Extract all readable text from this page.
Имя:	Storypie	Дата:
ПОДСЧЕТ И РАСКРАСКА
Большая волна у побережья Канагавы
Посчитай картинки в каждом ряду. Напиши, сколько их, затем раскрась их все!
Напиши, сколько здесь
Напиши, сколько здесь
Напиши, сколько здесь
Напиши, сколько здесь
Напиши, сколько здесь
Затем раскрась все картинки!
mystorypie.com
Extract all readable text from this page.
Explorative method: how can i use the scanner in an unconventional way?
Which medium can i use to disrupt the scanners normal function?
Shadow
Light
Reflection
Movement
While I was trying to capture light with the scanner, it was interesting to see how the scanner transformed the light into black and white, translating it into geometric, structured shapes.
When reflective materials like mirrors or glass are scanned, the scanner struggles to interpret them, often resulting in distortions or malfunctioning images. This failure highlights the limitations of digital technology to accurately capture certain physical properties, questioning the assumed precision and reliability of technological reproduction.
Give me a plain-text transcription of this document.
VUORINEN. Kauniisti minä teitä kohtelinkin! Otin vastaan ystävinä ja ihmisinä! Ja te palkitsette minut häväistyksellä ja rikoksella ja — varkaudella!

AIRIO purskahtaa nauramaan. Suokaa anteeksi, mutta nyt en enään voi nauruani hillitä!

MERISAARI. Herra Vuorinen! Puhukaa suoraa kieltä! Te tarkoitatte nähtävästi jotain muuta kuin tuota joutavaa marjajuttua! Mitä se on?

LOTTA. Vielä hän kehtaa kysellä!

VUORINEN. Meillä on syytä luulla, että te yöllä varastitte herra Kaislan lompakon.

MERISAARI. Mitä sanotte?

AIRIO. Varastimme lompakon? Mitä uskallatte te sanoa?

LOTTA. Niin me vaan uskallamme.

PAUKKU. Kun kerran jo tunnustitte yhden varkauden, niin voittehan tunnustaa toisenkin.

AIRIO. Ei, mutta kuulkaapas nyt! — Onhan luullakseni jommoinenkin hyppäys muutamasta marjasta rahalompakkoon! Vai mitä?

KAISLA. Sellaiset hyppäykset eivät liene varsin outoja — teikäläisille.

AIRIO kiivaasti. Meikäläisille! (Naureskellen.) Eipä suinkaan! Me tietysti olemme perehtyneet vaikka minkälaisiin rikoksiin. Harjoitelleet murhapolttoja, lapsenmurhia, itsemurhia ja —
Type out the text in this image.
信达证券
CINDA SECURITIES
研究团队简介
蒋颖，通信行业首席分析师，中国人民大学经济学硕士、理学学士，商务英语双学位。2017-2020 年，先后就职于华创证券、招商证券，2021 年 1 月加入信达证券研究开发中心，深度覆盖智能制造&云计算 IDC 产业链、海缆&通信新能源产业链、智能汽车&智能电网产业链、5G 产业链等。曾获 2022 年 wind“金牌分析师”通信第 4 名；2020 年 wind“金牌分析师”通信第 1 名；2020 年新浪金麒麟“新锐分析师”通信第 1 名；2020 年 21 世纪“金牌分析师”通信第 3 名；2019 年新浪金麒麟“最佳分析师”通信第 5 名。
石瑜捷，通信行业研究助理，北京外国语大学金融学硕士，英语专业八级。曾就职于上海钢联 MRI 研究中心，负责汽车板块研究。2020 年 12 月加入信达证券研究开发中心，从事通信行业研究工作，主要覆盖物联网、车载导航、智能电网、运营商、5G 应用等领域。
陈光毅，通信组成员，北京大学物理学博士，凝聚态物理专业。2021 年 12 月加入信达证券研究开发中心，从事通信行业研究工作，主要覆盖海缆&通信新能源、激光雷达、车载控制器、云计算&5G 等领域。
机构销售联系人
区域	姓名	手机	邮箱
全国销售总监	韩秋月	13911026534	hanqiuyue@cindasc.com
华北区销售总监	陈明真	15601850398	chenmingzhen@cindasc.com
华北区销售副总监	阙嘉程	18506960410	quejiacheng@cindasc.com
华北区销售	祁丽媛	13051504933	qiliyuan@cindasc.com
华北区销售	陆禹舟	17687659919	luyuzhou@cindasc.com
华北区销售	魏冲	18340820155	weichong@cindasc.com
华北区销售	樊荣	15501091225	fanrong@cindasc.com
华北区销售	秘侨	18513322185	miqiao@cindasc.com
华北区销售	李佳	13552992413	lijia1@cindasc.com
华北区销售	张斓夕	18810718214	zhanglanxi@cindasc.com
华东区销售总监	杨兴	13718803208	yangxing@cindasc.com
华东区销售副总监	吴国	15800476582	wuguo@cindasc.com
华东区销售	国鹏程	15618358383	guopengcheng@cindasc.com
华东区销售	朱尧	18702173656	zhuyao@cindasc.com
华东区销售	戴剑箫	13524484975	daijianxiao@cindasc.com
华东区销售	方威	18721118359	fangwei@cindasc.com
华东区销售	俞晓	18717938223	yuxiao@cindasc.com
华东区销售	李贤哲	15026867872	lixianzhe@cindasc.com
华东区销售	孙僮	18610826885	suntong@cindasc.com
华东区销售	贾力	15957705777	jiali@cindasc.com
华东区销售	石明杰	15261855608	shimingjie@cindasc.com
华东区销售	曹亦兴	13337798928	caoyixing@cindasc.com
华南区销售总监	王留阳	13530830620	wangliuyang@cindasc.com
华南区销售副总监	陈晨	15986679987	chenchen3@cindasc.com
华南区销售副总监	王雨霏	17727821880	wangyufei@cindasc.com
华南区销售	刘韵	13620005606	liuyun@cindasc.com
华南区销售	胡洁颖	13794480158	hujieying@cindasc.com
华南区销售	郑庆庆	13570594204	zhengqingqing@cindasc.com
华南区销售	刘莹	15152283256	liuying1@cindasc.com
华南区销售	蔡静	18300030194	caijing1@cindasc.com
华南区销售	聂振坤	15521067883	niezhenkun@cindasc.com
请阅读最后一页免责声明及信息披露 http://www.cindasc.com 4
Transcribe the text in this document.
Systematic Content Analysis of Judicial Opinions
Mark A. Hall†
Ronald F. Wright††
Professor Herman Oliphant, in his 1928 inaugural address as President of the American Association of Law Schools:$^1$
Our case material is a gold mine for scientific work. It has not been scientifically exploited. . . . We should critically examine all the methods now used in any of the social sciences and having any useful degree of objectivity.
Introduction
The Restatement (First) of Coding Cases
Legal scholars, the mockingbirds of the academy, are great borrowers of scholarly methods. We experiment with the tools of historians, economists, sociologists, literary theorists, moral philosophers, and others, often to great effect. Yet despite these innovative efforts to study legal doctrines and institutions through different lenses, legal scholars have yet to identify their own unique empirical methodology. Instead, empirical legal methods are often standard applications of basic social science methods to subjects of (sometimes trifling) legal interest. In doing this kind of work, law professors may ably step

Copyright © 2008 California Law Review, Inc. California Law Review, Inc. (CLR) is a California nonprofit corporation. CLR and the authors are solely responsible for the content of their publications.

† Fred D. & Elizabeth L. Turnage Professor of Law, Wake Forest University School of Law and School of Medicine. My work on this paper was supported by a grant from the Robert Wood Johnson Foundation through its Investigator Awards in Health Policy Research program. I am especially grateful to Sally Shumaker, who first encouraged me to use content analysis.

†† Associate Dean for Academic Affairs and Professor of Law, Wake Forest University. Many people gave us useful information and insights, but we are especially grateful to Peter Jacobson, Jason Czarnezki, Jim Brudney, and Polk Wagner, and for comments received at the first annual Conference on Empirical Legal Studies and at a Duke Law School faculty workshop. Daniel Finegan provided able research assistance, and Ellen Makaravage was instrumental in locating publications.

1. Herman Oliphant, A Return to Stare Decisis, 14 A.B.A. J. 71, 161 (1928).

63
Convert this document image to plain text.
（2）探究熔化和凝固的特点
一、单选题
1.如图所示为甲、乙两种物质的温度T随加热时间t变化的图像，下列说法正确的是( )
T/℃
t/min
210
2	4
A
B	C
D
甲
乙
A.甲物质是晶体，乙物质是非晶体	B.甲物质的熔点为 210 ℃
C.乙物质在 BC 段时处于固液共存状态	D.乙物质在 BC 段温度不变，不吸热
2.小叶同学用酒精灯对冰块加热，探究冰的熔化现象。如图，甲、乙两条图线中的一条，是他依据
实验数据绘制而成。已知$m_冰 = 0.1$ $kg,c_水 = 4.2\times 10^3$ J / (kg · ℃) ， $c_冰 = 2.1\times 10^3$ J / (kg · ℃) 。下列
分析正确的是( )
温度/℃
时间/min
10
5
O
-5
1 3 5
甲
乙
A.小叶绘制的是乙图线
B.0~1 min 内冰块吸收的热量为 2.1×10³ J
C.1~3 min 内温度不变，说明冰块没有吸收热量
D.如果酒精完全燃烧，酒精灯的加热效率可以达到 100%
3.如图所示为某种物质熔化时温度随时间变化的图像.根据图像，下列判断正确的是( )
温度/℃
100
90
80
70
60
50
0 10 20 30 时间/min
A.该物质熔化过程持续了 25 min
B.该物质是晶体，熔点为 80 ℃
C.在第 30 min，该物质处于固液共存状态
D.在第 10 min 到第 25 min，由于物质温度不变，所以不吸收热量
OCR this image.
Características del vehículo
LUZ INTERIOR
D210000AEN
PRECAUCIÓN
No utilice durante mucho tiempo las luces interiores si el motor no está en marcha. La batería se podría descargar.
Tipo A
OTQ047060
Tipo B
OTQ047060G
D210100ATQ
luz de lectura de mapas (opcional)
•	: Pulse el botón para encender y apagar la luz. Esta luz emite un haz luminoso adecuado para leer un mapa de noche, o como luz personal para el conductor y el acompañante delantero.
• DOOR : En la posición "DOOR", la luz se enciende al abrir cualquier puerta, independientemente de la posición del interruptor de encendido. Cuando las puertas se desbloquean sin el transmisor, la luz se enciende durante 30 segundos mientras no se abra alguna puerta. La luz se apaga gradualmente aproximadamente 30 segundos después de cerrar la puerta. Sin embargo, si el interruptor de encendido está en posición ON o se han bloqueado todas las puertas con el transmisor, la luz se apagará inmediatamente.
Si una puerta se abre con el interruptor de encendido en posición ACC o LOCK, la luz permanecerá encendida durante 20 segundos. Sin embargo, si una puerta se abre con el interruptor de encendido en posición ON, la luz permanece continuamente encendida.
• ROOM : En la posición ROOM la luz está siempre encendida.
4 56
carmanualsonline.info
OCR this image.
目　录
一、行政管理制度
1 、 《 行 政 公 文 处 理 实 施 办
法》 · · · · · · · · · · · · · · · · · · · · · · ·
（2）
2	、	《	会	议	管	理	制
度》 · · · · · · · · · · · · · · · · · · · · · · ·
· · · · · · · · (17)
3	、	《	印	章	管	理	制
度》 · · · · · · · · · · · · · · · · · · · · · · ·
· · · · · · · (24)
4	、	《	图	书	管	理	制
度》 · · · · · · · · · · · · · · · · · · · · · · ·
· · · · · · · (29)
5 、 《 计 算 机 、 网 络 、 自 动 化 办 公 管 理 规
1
────────
- What you will do: Select from the material above each line in which the string "University" appears, and list those lines.

- Correct response:
† Fred D. & Elizabeth L. Turnage Professor of Law, Wake Forest University School of Law and School of Medicine. My work on this paper was supported by a grant from the Robert Wood Johnson Foundation through its Investigator Awards in Health Policy Research program. I am especially grateful to Sally Shumaker, who first encouraged me to use content analysis.
†† Associate Dean for Academic Affairs and Professor of Law, Wake Forest University. Many people gave us useful information and insights, but we are especially grateful to Peter Jacobson, Jason Czarnezki, Jim Brudney, and Polk Wagner, and for comments received at the first annual Conference on Empirical Legal Studies and at a Duke Law School faculty workshop. Daniel Finegan provided able research assistance, and Ellen Makaravage was instrumental in locating publications.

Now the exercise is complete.